Copy the lines of the data from the start through the line containing "tab-label: 共有 xyxy=(662,1558,702,1583)", inclusive, reproducing each one without changes.

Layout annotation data

----

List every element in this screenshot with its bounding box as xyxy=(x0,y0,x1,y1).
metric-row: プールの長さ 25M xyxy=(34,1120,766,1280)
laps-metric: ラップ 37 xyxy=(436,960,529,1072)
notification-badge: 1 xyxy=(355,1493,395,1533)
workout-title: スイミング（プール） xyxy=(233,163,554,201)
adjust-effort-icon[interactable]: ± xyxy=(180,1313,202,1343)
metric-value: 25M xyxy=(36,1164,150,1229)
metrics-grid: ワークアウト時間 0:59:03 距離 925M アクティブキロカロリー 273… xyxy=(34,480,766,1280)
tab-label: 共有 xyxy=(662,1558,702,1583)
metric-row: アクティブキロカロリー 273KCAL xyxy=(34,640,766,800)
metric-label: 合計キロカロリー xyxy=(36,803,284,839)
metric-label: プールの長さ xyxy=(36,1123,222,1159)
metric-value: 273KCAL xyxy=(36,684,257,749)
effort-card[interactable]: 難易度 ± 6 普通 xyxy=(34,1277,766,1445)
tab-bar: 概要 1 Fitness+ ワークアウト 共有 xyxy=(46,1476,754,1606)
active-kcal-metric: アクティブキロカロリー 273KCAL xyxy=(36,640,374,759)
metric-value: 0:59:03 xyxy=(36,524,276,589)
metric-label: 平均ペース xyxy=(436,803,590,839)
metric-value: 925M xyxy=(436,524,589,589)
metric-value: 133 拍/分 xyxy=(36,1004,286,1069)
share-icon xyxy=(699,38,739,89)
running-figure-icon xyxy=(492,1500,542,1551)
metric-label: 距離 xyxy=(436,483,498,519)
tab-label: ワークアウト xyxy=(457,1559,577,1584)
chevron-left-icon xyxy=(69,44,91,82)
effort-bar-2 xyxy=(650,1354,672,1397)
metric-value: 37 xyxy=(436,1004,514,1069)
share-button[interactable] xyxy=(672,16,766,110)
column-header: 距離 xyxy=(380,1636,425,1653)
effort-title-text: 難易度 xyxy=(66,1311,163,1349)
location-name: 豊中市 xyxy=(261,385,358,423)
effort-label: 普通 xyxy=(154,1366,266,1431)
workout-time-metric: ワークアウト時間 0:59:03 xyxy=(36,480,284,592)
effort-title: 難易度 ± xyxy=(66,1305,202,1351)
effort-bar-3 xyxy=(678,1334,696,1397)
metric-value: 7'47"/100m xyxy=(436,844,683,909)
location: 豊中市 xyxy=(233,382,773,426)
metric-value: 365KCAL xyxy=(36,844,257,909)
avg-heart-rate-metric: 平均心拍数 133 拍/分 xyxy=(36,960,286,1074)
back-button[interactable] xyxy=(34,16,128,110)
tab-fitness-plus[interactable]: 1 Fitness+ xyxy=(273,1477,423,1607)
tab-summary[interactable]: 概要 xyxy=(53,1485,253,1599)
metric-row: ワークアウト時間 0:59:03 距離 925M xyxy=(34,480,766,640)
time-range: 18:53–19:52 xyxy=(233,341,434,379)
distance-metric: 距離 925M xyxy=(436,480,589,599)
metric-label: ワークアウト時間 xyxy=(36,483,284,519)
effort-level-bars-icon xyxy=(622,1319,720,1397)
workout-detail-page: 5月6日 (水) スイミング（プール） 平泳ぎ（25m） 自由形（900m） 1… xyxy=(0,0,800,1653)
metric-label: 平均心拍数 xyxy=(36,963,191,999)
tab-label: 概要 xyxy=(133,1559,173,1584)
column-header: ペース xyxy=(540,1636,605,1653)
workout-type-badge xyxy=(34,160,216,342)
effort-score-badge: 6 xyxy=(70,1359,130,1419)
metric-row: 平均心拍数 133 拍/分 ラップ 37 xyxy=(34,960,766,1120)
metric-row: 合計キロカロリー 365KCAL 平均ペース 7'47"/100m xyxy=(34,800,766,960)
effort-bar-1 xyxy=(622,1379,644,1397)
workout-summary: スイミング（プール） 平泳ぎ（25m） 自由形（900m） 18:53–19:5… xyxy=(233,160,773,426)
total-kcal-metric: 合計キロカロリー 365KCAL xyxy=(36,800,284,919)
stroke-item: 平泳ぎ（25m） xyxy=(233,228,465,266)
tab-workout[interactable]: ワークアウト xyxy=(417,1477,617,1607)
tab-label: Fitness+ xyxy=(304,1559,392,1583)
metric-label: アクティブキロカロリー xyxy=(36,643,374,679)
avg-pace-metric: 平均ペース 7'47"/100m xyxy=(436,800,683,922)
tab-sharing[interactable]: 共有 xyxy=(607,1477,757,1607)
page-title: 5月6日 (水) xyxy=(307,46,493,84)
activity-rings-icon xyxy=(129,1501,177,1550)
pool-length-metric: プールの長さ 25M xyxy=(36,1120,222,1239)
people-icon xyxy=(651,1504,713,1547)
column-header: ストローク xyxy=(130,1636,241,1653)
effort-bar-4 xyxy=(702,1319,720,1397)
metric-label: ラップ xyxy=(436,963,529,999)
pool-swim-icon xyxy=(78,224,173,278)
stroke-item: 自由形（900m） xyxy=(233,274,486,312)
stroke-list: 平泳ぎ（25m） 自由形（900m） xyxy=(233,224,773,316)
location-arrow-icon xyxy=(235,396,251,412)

----

TASK OUTPUT:
List every element in this screenshot with its bounding box as xyxy=(x0,y0,x1,y1).
metric-row: プールの長さ 25M xyxy=(34,1120,766,1280)
laps-metric: ラップ 37 xyxy=(436,960,529,1072)
notification-badge: 1 xyxy=(355,1493,395,1533)
workout-title: スイミング（プール） xyxy=(233,163,554,201)
adjust-effort-icon[interactable]: ± xyxy=(180,1313,202,1343)
metric-value: 25M xyxy=(36,1164,150,1229)
metrics-grid: ワークアウト時間 0:59:03 距離 925M アクティブキロカロリー 273… xyxy=(34,480,766,1280)
tab-label: 共有 xyxy=(662,1558,702,1583)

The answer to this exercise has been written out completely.